Stored items from a collection:
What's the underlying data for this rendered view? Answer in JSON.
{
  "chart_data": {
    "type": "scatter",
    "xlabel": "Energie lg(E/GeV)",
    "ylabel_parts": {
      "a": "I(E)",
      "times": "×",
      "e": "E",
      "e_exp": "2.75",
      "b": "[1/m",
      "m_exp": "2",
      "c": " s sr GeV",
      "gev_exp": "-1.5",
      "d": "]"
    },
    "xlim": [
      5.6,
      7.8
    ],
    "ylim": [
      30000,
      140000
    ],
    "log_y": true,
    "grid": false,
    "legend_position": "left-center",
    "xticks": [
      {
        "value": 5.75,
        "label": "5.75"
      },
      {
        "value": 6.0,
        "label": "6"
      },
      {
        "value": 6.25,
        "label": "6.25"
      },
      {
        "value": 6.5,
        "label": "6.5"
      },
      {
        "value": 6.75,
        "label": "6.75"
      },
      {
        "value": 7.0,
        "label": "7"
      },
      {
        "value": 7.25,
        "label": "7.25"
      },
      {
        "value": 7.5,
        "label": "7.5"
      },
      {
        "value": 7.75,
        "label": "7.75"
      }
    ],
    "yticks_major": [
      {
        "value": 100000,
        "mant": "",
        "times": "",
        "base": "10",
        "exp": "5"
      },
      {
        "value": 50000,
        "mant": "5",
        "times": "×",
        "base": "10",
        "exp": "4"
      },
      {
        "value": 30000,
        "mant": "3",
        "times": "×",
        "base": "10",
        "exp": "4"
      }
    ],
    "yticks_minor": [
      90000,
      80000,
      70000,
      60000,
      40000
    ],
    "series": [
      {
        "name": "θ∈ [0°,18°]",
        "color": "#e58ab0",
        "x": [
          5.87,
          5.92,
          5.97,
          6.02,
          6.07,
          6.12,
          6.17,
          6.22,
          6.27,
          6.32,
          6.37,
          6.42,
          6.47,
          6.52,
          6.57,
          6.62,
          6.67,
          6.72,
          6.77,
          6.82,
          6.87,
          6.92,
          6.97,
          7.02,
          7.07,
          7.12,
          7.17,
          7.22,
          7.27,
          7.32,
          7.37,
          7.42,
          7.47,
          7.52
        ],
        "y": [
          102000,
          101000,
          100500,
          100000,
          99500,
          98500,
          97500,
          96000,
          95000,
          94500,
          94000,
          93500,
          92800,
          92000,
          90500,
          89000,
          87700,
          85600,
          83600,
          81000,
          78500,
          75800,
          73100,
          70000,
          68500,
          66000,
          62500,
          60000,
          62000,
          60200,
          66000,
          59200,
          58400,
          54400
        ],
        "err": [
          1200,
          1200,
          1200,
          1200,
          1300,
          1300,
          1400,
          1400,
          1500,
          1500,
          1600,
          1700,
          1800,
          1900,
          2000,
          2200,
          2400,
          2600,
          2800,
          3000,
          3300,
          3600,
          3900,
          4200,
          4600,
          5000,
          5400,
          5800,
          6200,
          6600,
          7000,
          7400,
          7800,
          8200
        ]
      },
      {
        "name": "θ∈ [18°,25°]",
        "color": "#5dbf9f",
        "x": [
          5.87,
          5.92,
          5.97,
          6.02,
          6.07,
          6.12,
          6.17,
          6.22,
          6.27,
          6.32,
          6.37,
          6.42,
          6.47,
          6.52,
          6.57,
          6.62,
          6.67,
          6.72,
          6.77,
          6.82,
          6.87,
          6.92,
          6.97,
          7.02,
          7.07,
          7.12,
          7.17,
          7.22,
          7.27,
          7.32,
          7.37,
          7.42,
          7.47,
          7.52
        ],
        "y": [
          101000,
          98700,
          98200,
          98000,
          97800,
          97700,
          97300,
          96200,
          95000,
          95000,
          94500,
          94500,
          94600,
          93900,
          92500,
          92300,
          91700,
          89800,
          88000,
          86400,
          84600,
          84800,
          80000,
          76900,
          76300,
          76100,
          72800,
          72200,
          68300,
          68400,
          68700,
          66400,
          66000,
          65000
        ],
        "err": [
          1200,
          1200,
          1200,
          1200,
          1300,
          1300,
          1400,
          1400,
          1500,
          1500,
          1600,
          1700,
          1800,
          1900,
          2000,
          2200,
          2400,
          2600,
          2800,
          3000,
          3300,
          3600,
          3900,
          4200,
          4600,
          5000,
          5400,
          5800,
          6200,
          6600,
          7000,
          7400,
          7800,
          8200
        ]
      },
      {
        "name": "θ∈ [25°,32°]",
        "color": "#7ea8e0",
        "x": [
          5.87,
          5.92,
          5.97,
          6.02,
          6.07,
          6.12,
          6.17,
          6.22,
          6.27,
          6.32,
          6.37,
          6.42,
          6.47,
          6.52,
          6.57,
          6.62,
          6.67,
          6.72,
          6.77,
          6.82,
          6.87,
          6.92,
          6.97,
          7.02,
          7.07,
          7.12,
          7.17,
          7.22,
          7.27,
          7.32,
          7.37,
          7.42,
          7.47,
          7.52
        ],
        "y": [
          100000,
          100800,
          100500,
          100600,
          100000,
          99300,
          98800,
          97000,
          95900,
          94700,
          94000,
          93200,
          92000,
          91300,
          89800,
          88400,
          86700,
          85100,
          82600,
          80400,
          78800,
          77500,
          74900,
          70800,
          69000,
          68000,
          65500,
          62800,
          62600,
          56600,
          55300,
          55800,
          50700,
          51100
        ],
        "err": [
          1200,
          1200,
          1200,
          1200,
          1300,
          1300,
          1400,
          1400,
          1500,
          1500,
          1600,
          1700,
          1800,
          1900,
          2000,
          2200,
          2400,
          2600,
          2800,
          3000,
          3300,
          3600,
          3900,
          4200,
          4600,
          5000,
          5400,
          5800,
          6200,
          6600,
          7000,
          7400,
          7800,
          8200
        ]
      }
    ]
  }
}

▸ **Work to complete**
Write every line of the material above again, exactly.

▸ **Final answer**
What's the underlying data for this rendered view? Answer in JSON.
{
  "chart_data": {
    "type": "scatter",
    "xlabel": "Energie lg(E/GeV)",
    "ylabel_parts": {
      "a": "I(E)",
      "times": "×",
      "e": "E",
      "e_exp": "2.75",
      "b": "[1/m",
      "m_exp": "2",
      "c": " s sr GeV",
      "gev_exp": "-1.5",
      "d": "]"
    },
    "xlim": [
      5.6,
      7.8
    ],
    "ylim": [
      30000,
      140000
    ],
    "log_y": true,
    "grid": false,
    "legend_position": "left-center",
    "xticks": [
      {
        "value": 5.75,
        "label": "5.75"
      },
      {
        "value": 6.0,
        "label": "6"
      },
      {
        "value": 6.25,
        "label": "6.25"
      },
      {
        "value": 6.5,
        "label": "6.5"
      },
      {
        "value": 6.75,
        "label": "6.75"
      },
      {
        "value": 7.0,
        "label": "7"
      },
      {
        "value": 7.25,
        "label": "7.25"
      },
      {
        "value": 7.5,
        "label": "7.5"
      },
      {
        "value": 7.75,
        "label": "7.75"
      }
    ],
    "yticks_major": [
      {
        "value": 100000,
        "mant": "",
        "times": "",
        "base": "10",
        "exp": "5"
      },
      {
        "value": 50000,
        "mant": "5",
        "times": "×",
        "base": "10",
        "exp": "4"
      },
      {
        "value": 30000,
        "mant": "3",
        "times": "×",
        "base": "10",
        "exp": "4"
      }
    ],
    "yticks_minor": [
      90000,
      80000,
      70000,
      60000,
      40000
    ],
    "series": [
      {
        "name": "θ∈ [0°,18°]",
        "color": "#e58ab0",
        "x": [
          5.87,
          5.92,
          5.97,
          6.02,
          6.07,
          6.12,
          6.17,
          6.22,
          6.27,
          6.32,
          6.37,
          6.42,
          6.47,
          6.52,
          6.57,
          6.62,
          6.67,
          6.72,
          6.77,
          6.82,
          6.87,
          6.92,
          6.97,
          7.02,
          7.07,
          7.12,
          7.17,
          7.22,
          7.27,
          7.32,
          7.37,
          7.42,
          7.47,
          7.52
        ],
        "y": [
          102000,
          101000,
          100500,
          100000,
          99500,
          98500,
          97500,
          96000,
          95000,
          94500,
          94000,
          93500,
          92800,
          92000,
          90500,
          89000,
          87700,
          85600,
          83600,
          81000,
          78500,
          75800,
          73100,
          70000,
          68500,
          66000,
          62500,
          60000,
          62000,
          60200,
          66000,
          59200,
          58400,
          54400
        ],
        "err": [
          1200,
          1200,
          1200,
          1200,
          1300,
          1300,
          1400,
          1400,
          1500,
          1500,
          1600,
          1700,
          1800,
          1900,
          2000,
          2200,
          2400,
          2600,
          2800,
          3000,
          3300,
          3600,
          3900,
          4200,
          4600,
          5000,
          5400,
          5800,
          6200,
          6600,
          7000,
          7400,
          7800,
          8200
        ]
      },
      {
        "name": "θ∈ [18°,25°]",
        "color": "#5dbf9f",
        "x": [
          5.87,
          5.92,
          5.97,
          6.02,
          6.07,
          6.12,
          6.17,
          6.22,
          6.27,
          6.32,
          6.37,
          6.42,
          6.47,
          6.52,
          6.57,
          6.62,
          6.67,
          6.72,
          6.77,
          6.82,
          6.87,
          6.92,
          6.97,
          7.02,
          7.07,
          7.12,
          7.17,
          7.22,
          7.27,
          7.32,
          7.37,
          7.42,
          7.47,
          7.52
        ],
        "y": [
          101000,
          98700,
          98200,
          98000,
          97800,
          97700,
          97300,
          96200,
          95000,
          95000,
          94500,
          94500,
          94600,
          93900,
          92500,
          92300,
          91700,
          89800,
          88000,
          86400,
          84600,
          84800,
          80000,
          76900,
          76300,
          76100,
          72800,
          72200,
          68300,
          68400,
          68700,
          66400,
          66000,
          65000
        ],
        "err": [
          1200,
          1200,
          1200,
          1200,
          1300,
          1300,
          1400,
          1400,
          1500,
          1500,
          1600,
          1700,
          1800,
          1900,
          2000,
          2200,
          2400,
          2600,
          2800,
          3000,
          3300,
          3600,
          3900,
          4200,
          4600,
          5000,
          5400,
          5800,
          6200,
          6600,
          7000,
          7400,
          7800,
          8200
        ]
      },
      {
        "name": "θ∈ [25°,32°]",
        "color": "#7ea8e0",
        "x": [
          5.87,
          5.92,
          5.97,
          6.02,
          6.07,
          6.12,
          6.17,
          6.22,
          6.27,
          6.32,
          6.37,
          6.42,
          6.47,
          6.52,
          6.57,
          6.62,
          6.67,
          6.72,
          6.77,
          6.82,
          6.87,
          6.92,
          6.97,
          7.02,
          7.07,
          7.12,
          7.17,
          7.22,
          7.27,
          7.32,
          7.37,
          7.42,
          7.47,
          7.52
        ],
        "y": [
          100000,
          100800,
          100500,
          100600,
          100000,
          99300,
          98800,
          97000,
          95900,
          94700,
          94000,
          93200,
          92000,
          91300,
          89800,
          88400,
          86700,
          85100,
          82600,
          80400,
          78800,
          77500,
          74900,
          70800,
          69000,
          68000,
          65500,
          62800,
          62600,
          56600,
          55300,
          55800,
          50700,
          51100
        ],
        "err": [
          1200,
          1200,
          1200,
          1200,
          1300,
          1300,
          1400,
          1400,
          1500,
          1500,
          1600,
          1700,
          1800,
          1900,
          2000,
          2200,
          2400,
          2600,
          2800,
          3000,
          3300,
          3600,
          3900,
          4200,
          4600,
          5000,
          5400,
          5800,
          6200,
          6600,
          7000,
          7400,
          7800,
          8200
        ]
      }
    ]
  }
}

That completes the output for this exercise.